Report, word for word, every line of the material that contains "heures".
## start Material to process
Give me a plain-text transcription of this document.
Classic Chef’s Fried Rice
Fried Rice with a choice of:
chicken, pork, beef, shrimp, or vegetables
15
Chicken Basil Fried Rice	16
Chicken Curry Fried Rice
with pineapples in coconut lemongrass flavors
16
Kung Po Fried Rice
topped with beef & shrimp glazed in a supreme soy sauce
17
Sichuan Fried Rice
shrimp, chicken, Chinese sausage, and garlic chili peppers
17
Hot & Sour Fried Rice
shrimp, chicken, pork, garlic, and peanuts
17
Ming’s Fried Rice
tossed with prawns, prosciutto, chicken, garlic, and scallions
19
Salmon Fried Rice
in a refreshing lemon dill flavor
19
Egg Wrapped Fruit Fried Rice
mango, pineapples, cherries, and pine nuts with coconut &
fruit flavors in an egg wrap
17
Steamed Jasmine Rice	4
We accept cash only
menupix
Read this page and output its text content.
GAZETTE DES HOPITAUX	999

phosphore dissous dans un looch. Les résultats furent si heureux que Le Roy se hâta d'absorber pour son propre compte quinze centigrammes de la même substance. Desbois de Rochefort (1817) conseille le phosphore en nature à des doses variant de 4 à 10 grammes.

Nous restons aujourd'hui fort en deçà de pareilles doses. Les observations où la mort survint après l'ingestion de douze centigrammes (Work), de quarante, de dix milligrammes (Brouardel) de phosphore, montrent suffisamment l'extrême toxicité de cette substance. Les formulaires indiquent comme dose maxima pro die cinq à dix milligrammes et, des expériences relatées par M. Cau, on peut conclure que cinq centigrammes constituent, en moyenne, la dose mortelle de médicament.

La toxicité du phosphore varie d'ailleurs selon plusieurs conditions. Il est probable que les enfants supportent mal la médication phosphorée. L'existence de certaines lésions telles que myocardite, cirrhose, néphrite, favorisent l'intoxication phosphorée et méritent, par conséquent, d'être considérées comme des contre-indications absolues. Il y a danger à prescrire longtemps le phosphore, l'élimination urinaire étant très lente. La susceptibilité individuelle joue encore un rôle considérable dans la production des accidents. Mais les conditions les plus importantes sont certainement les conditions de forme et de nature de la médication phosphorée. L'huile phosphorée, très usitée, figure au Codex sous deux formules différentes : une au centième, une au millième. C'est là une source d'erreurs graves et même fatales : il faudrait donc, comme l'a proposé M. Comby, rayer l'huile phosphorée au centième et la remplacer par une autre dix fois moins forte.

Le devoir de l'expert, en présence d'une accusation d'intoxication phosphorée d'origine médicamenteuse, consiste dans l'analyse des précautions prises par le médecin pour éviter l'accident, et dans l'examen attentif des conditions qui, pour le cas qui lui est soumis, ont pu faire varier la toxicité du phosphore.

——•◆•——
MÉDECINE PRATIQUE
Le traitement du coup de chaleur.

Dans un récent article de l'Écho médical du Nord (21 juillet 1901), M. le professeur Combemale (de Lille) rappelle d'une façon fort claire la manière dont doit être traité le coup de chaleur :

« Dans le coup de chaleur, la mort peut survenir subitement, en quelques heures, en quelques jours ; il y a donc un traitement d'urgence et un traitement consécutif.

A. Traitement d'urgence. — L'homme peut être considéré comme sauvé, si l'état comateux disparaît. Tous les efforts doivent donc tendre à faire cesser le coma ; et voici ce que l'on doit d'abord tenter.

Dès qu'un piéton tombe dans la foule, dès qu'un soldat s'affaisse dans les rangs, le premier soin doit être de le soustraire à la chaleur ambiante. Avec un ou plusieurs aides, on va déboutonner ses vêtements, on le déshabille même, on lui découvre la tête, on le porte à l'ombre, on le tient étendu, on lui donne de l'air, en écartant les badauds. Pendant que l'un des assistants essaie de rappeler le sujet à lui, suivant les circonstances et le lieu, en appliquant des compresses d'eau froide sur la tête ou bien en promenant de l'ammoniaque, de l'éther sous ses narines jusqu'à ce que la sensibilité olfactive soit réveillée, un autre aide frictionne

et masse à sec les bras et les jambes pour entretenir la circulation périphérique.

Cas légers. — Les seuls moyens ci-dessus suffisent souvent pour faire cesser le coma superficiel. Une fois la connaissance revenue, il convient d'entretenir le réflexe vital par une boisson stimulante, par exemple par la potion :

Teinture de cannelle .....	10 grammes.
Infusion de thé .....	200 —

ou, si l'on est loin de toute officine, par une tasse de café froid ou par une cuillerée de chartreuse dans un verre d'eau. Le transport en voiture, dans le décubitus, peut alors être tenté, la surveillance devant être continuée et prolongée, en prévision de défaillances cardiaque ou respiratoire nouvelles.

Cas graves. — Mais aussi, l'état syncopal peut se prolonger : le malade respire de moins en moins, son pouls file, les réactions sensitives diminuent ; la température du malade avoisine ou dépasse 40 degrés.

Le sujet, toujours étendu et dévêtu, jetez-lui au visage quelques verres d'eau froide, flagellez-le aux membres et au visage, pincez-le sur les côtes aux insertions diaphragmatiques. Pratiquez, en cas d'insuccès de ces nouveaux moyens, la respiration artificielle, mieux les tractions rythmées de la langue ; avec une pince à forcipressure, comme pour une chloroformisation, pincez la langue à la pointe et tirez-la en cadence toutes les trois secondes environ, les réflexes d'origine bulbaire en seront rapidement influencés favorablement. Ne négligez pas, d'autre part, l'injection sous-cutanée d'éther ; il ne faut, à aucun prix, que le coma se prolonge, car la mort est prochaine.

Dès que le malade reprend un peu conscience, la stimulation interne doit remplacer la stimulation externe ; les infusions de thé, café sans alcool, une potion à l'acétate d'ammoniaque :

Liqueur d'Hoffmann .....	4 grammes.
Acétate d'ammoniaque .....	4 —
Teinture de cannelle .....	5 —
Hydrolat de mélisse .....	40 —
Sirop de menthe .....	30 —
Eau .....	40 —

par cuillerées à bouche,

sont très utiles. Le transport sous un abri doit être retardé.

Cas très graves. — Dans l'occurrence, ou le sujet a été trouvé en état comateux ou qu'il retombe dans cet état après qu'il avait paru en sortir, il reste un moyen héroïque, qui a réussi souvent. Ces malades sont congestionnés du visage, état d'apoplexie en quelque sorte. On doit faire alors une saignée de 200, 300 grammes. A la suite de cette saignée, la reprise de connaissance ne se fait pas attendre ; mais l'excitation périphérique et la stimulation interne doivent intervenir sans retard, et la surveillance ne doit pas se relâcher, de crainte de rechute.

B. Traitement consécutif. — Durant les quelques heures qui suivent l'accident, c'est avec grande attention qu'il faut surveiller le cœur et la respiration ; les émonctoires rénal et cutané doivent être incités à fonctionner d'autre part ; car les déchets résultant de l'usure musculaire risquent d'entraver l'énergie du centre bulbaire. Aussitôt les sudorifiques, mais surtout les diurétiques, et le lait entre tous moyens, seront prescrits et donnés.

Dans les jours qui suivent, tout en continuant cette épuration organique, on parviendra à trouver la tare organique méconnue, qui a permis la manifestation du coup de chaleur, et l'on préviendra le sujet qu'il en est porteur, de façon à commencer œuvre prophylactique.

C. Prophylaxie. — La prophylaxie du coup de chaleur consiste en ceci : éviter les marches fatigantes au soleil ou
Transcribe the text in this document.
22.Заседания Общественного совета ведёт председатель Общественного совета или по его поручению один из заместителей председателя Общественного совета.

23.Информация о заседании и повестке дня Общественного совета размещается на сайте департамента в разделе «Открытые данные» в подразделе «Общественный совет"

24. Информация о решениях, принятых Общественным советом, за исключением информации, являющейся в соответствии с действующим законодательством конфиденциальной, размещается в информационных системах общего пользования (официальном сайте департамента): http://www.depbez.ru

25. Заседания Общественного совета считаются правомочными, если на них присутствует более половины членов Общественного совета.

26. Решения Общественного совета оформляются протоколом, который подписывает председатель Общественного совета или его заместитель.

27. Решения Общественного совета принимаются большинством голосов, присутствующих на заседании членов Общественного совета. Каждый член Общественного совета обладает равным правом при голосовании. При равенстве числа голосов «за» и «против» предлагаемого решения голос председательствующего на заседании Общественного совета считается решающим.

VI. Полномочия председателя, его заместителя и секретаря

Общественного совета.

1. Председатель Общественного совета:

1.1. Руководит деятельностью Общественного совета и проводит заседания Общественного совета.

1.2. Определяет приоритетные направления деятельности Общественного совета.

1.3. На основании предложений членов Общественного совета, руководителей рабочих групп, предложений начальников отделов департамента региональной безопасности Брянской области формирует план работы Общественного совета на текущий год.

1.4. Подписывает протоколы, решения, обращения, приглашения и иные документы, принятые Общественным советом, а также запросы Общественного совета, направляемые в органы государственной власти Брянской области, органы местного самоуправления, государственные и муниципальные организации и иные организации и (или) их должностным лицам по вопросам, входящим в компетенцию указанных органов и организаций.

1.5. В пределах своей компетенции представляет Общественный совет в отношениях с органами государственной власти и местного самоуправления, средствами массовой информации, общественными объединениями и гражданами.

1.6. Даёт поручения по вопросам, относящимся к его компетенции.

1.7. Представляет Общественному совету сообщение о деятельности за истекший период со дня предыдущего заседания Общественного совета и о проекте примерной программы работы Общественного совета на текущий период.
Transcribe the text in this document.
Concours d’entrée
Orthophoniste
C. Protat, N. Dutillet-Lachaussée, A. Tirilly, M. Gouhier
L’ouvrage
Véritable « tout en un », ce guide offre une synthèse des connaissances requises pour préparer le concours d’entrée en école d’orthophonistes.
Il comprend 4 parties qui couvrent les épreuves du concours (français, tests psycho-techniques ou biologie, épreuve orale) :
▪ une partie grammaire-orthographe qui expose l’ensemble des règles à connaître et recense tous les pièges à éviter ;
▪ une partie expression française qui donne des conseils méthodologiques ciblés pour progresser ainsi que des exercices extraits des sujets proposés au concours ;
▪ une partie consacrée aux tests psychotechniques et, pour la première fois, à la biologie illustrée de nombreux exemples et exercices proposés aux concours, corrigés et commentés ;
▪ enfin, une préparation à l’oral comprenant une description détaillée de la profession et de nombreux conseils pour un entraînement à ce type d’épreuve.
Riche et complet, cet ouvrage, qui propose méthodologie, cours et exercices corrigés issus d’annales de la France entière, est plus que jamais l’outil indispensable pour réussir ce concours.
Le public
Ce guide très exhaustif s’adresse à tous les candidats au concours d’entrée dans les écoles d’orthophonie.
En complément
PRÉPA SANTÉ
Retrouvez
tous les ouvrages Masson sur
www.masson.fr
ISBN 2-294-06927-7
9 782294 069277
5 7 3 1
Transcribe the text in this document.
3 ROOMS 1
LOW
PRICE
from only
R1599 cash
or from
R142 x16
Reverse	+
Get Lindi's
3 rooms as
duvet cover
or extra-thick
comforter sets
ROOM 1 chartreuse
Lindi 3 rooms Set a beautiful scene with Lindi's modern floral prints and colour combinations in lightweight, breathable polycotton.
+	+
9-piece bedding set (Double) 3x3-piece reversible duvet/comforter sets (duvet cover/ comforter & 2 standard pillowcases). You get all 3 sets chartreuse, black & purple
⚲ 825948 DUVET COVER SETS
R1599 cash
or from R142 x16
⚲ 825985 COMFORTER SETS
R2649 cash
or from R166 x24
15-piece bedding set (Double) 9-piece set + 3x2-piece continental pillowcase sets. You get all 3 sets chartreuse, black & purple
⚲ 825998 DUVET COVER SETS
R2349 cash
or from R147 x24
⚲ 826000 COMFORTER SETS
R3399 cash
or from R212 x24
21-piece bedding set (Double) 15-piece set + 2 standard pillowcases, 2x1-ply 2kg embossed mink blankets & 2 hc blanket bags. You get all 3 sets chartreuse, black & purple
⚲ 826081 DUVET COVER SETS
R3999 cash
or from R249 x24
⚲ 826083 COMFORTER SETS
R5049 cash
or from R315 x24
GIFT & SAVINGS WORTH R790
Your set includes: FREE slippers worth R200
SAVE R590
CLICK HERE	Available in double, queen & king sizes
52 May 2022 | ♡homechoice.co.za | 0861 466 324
## end Material to process
**Solution to the problem:**
« Dans le coup de chaleur, la mort peut survenir subitement, en quelques heures, en quelques jours ; il y a donc un traitement d'urgence et un traitement consécutif.
B. Traitement consécutif. — Durant les quelques heures qui suivent l'accident, c'est avec grande attention qu'il faut surveiller le cœur et la respiration ; les émonctoires rénal et cutané doivent être incités à fonctionner d'autre part ; car les déchets résultant de l'usure musculaire risquent d'entraver l'énergie du centre bulbaire. Aussitôt les sudorifiques, mais surtout les diurétiques, et le lait entre tous moyens, seront prescrits et donnés.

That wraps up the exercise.